** START DATA EXCERPTS **
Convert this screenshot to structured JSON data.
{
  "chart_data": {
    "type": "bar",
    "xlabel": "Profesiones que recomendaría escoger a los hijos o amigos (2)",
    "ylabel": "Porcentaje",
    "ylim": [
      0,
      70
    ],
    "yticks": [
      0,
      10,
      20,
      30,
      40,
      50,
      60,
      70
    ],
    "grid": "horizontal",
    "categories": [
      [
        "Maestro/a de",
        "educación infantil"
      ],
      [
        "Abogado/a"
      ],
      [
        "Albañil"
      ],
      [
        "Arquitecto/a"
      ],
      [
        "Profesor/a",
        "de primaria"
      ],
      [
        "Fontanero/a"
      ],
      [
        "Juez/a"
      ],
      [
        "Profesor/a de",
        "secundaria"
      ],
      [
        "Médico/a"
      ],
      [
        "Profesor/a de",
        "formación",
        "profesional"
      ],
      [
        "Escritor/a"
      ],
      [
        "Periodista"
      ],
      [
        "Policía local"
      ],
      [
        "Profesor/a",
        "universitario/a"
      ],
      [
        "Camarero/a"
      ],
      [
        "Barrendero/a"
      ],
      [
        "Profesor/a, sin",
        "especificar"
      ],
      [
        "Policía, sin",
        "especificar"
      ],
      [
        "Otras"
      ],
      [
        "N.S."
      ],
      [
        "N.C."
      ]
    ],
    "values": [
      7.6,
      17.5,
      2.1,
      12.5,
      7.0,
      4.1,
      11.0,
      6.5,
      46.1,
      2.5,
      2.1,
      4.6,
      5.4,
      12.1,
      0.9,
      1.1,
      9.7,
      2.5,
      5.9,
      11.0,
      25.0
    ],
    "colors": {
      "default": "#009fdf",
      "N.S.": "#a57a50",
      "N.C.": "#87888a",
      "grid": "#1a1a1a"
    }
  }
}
** END DATA EXCERPTS **
▶ _WHAT IS REQUIRED_:
Print all of the data exactly as it was given.

▶ _FINISHED EXERCISE_:
Convert this screenshot to structured JSON data.
{
  "chart_data": {
    "type": "bar",
    "xlabel": "Profesiones que recomendaría escoger a los hijos o amigos (2)",
    "ylabel": "Porcentaje",
    "ylim": [
      0,
      70
    ],
    "yticks": [
      0,
      10,
      20,
      30,
      40,
      50,
      60,
      70
    ],
    "grid": "horizontal",
    "categories": [
      [
        "Maestro/a de",
        "educación infantil"
      ],
      [
        "Abogado/a"
      ],
      [
        "Albañil"
      ],
      [
        "Arquitecto/a"
      ],
      [
        "Profesor/a",
        "de primaria"
      ],
      [
        "Fontanero/a"
      ],
      [
        "Juez/a"
      ],
      [
        "Profesor/a de",
        "secundaria"
      ],
      [
        "Médico/a"
      ],
      [
        "Profesor/a de",
        "formación",
        "profesional"
      ],
      [
        "Escritor/a"
      ],
      [
        "Periodista"
      ],
      [
        "Policía local"
      ],
      [
        "Profesor/a",
        "universitario/a"
      ],
      [
        "Camarero/a"
      ],
      [
        "Barrendero/a"
      ],
      [
        "Profesor/a, sin",
        "especificar"
      ],
      [
        "Policía, sin",
        "especificar"
      ],
      [
        "Otras"
      ],
      [
        "N.S."
      ],
      [
        "N.C."
      ]
    ],
    "values": [
      7.6,
      17.5,
      2.1,
      12.5,
      7.0,
      4.1,
      11.0,
      6.5,
      46.1,
      2.5,
      2.1,
      4.6,
      5.4,
      12.1,
      0.9,
      1.1,
      9.7,
      2.5,
      5.9,
      11.0,
      25.0
    ],
    "colors": {
      "default": "#009fdf",
      "N.S.": "#a57a50",
      "N.C.": "#87888a",
      "grid": "#1a1a1a"
    }
  }
}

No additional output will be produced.